— What you should do —
Rewrite the lines below with every "data-point" replaced by "scatter-point", keeping everything else unchanged and omitting the pictures.

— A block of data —
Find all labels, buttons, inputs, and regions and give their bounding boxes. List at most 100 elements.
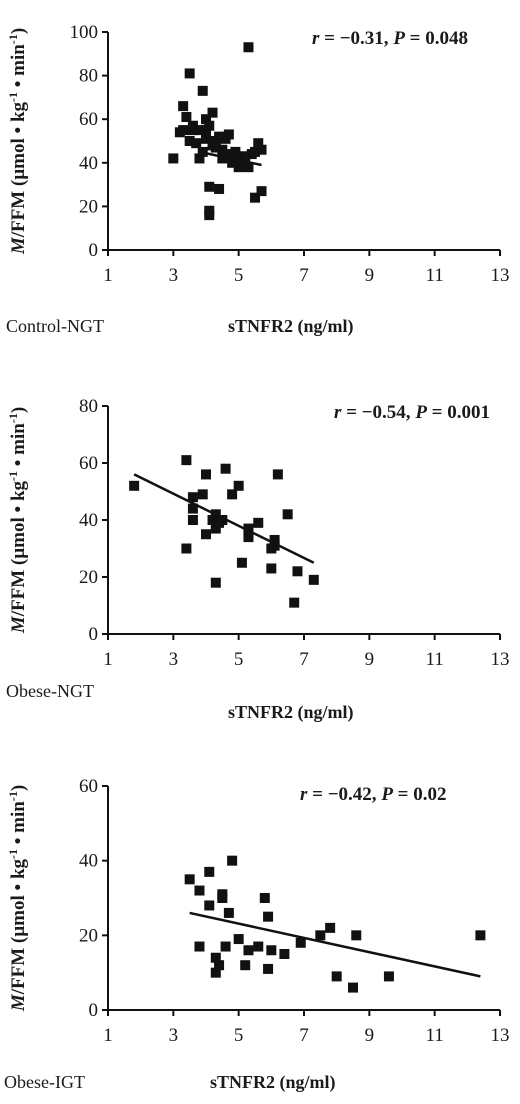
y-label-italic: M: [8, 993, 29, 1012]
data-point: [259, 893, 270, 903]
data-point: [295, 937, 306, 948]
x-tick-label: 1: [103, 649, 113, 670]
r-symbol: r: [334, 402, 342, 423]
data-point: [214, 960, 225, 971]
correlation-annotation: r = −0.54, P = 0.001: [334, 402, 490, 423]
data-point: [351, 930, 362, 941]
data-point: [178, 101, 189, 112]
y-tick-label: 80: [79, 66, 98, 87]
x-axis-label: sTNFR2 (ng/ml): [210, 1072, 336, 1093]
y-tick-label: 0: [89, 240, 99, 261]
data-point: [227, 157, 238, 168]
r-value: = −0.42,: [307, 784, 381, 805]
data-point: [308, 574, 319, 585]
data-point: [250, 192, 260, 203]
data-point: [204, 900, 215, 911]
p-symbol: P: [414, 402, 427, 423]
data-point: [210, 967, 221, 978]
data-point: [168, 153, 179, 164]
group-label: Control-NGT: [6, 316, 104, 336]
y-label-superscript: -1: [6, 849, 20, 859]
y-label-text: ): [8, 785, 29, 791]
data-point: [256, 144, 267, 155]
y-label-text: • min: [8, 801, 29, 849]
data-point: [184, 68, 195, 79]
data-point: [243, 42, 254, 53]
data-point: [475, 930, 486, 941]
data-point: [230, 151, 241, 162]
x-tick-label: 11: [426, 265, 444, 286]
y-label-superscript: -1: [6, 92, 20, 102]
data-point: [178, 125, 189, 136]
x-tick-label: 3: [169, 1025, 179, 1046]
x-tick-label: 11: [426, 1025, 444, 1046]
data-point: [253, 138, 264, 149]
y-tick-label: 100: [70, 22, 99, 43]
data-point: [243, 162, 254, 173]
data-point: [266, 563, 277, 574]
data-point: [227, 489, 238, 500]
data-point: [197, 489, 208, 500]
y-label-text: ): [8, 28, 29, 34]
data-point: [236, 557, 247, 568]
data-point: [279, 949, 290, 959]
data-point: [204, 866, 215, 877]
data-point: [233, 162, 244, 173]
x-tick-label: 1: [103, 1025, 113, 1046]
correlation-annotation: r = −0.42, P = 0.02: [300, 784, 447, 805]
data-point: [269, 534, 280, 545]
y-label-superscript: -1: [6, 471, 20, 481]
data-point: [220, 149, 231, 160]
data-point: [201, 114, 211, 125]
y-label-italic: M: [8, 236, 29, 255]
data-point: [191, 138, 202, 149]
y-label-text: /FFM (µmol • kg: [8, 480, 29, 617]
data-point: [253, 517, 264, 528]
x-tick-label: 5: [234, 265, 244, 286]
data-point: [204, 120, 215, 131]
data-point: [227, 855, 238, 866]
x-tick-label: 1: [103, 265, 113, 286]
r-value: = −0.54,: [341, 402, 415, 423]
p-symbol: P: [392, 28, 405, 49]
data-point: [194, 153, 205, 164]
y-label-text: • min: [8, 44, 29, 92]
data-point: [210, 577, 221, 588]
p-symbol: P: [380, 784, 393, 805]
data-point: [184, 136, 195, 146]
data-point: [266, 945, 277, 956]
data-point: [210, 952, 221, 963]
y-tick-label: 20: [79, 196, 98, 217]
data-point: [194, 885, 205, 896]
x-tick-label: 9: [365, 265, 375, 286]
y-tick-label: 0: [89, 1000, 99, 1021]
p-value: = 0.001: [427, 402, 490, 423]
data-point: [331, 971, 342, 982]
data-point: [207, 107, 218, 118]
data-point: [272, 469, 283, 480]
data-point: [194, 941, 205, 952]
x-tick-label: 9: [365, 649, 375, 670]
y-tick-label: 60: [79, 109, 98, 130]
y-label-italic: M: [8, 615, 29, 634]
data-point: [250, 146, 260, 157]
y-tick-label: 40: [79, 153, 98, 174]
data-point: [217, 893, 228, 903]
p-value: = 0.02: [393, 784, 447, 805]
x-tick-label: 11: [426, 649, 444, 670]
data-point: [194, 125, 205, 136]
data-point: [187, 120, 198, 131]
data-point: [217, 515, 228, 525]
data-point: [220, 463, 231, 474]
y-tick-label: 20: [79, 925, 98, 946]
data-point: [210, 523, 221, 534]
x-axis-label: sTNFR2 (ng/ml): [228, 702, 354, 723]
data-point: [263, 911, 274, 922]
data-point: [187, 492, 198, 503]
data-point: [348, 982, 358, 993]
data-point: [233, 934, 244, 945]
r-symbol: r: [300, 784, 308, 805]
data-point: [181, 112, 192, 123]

— The solution —
Find all labels, buttons, inputs, and regions and give their bounding boxes. List at most 100 elements.
y-label-italic: M: [8, 993, 29, 1012]
scatter-point: [259, 893, 270, 903]
scatter-point: [295, 937, 306, 948]
x-tick-label: 1: [103, 649, 113, 670]
r-symbol: r: [334, 402, 342, 423]
scatter-point: [214, 960, 225, 971]
correlation-annotation: r = −0.54, P = 0.001: [334, 402, 490, 423]
scatter-point: [351, 930, 362, 941]
scatter-point: [178, 101, 189, 112]
y-tick-label: 80: [79, 66, 98, 87]
x-axis-label: sTNFR2 (ng/ml): [210, 1072, 336, 1093]
y-tick-label: 0: [89, 240, 99, 261]
scatter-point: [227, 157, 238, 168]
r-value: = −0.42,: [307, 784, 381, 805]
scatter-point: [308, 574, 319, 585]
scatter-point: [250, 192, 260, 203]
scatter-point: [204, 900, 215, 911]
p-symbol: P: [414, 402, 427, 423]
scatter-point: [210, 967, 221, 978]
scatter-point: [168, 153, 179, 164]
group-label: Control-NGT: [6, 316, 104, 336]
y-label-superscript: -1: [6, 849, 20, 859]
y-label-text: ): [8, 785, 29, 791]
scatter-point: [256, 144, 267, 155]
y-label-text: • min: [8, 801, 29, 849]
scatter-point: [184, 68, 195, 79]
scatter-point: [243, 42, 254, 53]
scatter-point: [475, 930, 486, 941]
scatter-point: [230, 151, 241, 162]
x-tick-label: 11: [426, 265, 444, 286]
y-label-superscript: -1: [6, 92, 20, 102]
scatter-point: [178, 125, 189, 136]
x-tick-label: 3: [169, 1025, 179, 1046]
x-tick-label: 11: [426, 1025, 444, 1046]
scatter-point: [253, 138, 264, 149]
y-tick-label: 100: [70, 22, 99, 43]
scatter-point: [243, 162, 254, 173]
scatter-point: [266, 563, 277, 574]
scatter-point: [227, 489, 238, 500]
scatter-point: [197, 489, 208, 500]
y-label-text: ): [8, 28, 29, 34]
scatter-point: [236, 557, 247, 568]
scatter-point: [279, 949, 290, 959]
scatter-point: [204, 866, 215, 877]
scatter-point: [233, 162, 244, 173]
x-tick-label: 1: [103, 1025, 113, 1046]
correlation-annotation: r = −0.42, P = 0.02: [300, 784, 447, 805]
scatter-point: [269, 534, 280, 545]
y-label-superscript: -1: [6, 471, 20, 481]
scatter-point: [220, 149, 231, 160]
scatter-point: [201, 114, 211, 125]
y-label-italic: M: [8, 236, 29, 255]
scatter-point: [191, 138, 202, 149]
y-label-text: /FFM (µmol • kg: [8, 480, 29, 617]
scatter-point: [253, 517, 264, 528]
x-tick-label: 5: [234, 265, 244, 286]
scatter-point: [204, 120, 215, 131]
scatter-point: [227, 855, 238, 866]
x-tick-label: 1: [103, 265, 113, 286]
r-value: = −0.54,: [341, 402, 415, 423]
p-symbol: P: [392, 28, 405, 49]
scatter-point: [194, 153, 205, 164]
y-label-text: • min: [8, 44, 29, 92]
scatter-point: [210, 577, 221, 588]
p-symbol: P: [380, 784, 393, 805]
scatter-point: [184, 136, 195, 146]
scatter-point: [266, 945, 277, 956]
scatter-point: [210, 952, 221, 963]
y-tick-label: 20: [79, 196, 98, 217]
scatter-point: [194, 885, 205, 896]
x-tick-label: 9: [365, 265, 375, 286]
y-tick-label: 0: [89, 1000, 99, 1021]
p-value: = 0.001: [427, 402, 490, 423]
scatter-point: [331, 971, 342, 982]
scatter-point: [207, 107, 218, 118]
scatter-point: [272, 469, 283, 480]
scatter-point: [194, 941, 205, 952]
x-tick-label: 9: [365, 649, 375, 670]
y-tick-label: 60: [79, 109, 98, 130]
y-label-italic: M: [8, 615, 29, 634]
scatter-point: [250, 146, 260, 157]
y-tick-label: 40: [79, 153, 98, 174]
scatter-point: [217, 893, 228, 903]
p-value: = 0.02: [393, 784, 447, 805]
x-tick-label: 11: [426, 649, 444, 670]
scatter-point: [194, 125, 205, 136]
scatter-point: [187, 120, 198, 131]
scatter-point: [217, 515, 228, 525]
scatter-point: [220, 463, 231, 474]
y-tick-label: 20: [79, 925, 98, 946]
scatter-point: [210, 523, 221, 534]
x-axis-label: sTNFR2 (ng/ml): [228, 702, 354, 723]
scatter-point: [263, 911, 274, 922]
scatter-point: [187, 492, 198, 503]
scatter-point: [348, 982, 358, 993]
scatter-point: [233, 934, 244, 945]
r-symbol: r: [300, 784, 308, 805]
scatter-point: [181, 112, 192, 123]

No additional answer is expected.